:: Rows from a figure dataset ::

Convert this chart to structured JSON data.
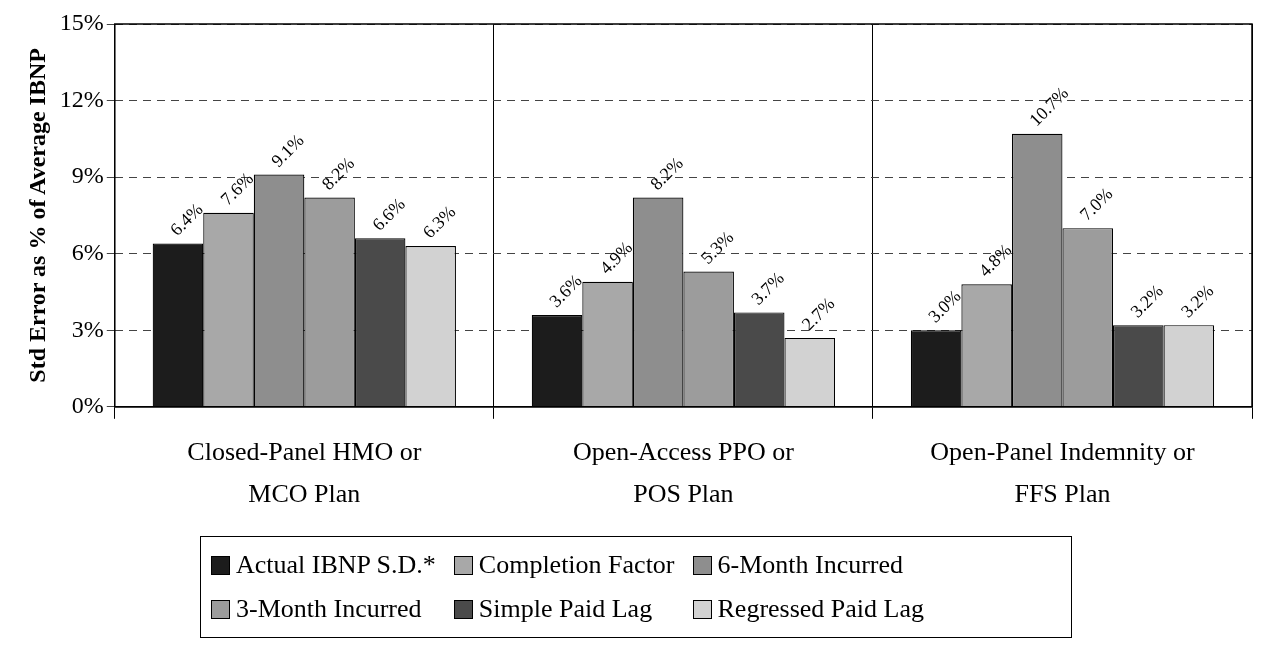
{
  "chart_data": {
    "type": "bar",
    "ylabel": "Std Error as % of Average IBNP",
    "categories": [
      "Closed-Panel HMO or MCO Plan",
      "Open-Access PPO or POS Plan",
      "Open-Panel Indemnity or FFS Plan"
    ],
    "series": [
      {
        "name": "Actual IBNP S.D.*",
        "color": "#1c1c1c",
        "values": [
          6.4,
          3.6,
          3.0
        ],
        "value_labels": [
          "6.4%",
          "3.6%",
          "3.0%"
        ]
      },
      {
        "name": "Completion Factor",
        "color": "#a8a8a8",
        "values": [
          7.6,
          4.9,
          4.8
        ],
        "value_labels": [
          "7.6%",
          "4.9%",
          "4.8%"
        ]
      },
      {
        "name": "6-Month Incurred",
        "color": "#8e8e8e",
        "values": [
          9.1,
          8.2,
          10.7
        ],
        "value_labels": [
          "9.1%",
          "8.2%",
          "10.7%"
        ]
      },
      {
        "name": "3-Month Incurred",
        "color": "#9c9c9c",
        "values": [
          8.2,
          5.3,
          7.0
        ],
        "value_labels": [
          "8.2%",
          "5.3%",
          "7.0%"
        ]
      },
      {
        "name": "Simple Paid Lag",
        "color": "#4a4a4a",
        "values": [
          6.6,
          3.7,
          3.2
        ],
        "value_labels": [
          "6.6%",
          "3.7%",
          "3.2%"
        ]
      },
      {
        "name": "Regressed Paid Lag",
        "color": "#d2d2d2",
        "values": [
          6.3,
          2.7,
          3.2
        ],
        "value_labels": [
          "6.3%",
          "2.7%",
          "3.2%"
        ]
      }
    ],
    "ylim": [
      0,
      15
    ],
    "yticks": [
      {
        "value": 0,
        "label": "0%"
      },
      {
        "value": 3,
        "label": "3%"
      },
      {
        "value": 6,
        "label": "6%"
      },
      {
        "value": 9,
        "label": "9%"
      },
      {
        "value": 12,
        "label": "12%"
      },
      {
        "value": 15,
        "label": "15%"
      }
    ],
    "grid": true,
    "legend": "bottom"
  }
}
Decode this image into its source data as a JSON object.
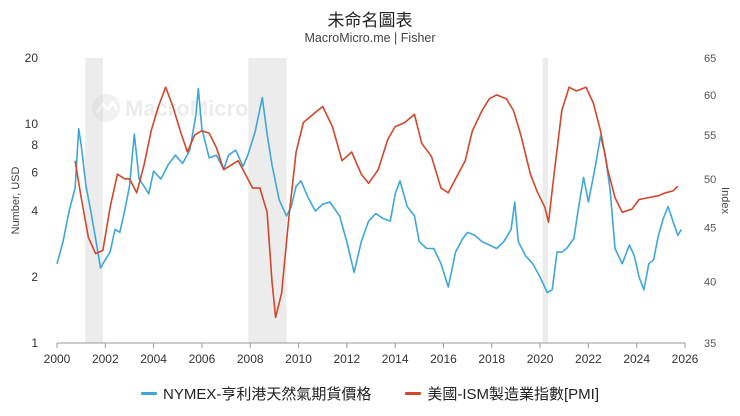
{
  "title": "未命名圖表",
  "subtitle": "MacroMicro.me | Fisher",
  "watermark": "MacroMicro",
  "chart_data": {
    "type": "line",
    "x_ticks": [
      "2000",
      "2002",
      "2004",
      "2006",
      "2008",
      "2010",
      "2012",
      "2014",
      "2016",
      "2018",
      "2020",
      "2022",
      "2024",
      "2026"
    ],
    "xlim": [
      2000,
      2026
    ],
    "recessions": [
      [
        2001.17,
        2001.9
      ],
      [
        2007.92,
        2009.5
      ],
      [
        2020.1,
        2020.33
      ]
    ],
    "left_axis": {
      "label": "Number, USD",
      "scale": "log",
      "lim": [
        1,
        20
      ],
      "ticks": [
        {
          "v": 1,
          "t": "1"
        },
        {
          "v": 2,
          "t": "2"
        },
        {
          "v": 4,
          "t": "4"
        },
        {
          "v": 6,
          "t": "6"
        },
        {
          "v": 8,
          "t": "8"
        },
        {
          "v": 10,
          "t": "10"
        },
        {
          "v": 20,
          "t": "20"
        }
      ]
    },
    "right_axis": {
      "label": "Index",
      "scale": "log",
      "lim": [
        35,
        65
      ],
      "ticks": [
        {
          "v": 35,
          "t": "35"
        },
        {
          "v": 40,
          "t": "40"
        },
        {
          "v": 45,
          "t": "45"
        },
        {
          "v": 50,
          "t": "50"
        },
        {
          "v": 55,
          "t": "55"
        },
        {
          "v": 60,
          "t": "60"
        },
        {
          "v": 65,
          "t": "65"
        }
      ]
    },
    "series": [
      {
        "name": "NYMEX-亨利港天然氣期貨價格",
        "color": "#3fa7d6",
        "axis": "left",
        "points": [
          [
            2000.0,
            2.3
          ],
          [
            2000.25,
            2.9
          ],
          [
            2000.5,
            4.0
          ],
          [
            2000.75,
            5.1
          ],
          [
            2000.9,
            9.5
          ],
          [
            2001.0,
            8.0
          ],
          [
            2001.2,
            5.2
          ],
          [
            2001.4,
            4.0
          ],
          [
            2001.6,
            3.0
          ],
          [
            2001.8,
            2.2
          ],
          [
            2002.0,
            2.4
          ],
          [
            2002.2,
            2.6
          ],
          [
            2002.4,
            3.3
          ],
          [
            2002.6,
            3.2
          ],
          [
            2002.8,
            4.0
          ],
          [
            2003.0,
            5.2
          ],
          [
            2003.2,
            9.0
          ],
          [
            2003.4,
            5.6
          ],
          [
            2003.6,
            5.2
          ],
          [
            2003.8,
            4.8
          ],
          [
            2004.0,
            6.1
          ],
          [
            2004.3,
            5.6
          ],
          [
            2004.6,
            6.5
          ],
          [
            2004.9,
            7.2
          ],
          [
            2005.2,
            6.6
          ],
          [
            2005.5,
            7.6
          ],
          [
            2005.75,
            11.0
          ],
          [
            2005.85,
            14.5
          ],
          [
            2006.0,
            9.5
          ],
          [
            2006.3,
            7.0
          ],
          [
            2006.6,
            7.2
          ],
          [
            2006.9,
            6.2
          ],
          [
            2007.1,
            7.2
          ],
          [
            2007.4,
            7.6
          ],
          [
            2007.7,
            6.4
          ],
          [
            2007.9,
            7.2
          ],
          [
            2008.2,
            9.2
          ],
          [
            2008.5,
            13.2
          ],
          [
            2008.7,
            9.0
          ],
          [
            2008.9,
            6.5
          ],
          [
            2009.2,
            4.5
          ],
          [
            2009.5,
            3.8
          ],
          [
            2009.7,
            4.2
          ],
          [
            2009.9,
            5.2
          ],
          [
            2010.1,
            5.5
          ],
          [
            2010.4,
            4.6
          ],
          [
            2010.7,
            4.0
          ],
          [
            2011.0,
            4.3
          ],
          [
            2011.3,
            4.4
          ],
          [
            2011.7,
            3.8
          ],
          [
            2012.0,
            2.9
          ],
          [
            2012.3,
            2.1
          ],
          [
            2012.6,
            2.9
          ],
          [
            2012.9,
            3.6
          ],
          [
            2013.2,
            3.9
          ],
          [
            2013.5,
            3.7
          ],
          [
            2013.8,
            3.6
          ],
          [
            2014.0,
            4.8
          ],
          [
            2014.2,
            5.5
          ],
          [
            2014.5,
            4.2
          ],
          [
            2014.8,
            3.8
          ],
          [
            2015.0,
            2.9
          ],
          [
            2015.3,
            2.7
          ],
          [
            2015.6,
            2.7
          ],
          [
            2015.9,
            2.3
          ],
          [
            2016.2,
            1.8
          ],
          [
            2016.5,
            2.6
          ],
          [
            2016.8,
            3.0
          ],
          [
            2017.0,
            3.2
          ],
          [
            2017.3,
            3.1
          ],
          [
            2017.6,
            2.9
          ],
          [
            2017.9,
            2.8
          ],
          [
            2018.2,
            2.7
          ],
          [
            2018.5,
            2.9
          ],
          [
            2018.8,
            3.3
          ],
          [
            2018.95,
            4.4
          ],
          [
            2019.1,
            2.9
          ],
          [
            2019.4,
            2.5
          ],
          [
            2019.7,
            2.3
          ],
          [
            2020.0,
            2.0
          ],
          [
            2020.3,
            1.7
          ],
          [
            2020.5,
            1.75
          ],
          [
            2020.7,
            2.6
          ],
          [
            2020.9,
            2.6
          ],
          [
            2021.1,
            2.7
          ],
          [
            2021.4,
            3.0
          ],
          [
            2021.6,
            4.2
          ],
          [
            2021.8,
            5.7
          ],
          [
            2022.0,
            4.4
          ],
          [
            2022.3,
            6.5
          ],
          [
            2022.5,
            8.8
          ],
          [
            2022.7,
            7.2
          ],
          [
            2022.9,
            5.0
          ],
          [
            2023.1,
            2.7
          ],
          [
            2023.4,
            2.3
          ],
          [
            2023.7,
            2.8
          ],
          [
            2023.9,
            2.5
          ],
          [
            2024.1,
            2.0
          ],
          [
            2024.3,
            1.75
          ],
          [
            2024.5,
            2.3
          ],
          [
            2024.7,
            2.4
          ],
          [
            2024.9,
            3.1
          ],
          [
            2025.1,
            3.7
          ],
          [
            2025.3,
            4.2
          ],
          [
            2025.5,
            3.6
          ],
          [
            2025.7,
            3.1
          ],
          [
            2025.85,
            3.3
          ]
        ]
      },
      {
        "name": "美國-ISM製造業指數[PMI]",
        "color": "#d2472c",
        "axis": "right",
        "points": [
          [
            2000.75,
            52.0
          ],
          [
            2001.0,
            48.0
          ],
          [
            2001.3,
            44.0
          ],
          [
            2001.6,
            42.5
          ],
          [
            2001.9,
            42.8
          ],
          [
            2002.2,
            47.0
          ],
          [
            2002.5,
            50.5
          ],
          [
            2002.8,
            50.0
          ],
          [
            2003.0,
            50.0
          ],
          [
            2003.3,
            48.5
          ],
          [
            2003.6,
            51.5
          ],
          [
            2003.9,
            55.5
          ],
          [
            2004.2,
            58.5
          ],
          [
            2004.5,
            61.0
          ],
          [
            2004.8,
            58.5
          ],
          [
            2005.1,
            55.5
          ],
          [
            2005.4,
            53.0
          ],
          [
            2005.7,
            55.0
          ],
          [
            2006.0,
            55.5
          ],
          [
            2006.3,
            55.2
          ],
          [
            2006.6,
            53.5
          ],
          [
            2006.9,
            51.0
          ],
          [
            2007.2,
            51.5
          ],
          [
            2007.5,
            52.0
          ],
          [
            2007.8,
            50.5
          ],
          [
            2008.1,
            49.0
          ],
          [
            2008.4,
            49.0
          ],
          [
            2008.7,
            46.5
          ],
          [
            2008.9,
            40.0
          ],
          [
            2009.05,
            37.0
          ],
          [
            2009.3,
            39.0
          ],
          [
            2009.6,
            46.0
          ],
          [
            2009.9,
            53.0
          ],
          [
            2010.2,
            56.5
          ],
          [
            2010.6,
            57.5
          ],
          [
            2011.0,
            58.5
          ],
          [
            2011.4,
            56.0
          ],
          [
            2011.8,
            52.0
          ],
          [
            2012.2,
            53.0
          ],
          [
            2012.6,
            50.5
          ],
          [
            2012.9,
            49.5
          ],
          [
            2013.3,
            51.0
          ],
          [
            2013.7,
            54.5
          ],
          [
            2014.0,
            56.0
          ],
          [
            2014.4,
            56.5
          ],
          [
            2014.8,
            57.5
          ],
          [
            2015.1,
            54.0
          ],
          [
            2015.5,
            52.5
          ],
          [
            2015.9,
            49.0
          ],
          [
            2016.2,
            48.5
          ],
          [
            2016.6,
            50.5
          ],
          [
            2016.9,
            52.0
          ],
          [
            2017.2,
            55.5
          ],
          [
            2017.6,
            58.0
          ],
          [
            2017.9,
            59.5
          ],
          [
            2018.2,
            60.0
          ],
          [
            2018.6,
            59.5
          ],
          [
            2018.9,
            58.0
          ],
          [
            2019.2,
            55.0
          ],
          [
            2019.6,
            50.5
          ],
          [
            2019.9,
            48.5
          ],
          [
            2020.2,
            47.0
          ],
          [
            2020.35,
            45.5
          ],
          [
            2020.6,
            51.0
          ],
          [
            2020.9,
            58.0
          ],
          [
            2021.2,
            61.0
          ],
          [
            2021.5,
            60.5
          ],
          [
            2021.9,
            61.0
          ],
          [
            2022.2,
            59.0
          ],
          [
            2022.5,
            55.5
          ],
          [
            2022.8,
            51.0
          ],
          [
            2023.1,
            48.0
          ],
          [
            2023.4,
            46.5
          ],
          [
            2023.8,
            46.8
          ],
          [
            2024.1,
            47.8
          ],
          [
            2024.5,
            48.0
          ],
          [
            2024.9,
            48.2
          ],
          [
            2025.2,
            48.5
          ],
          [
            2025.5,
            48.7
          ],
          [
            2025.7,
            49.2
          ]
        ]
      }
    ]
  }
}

:: The exercise ::
Find each line holding the word "this" and copy it.

:: Completed task ::
Convert this chart to structured JSON data.
Decode this image into its source data as a JSON object.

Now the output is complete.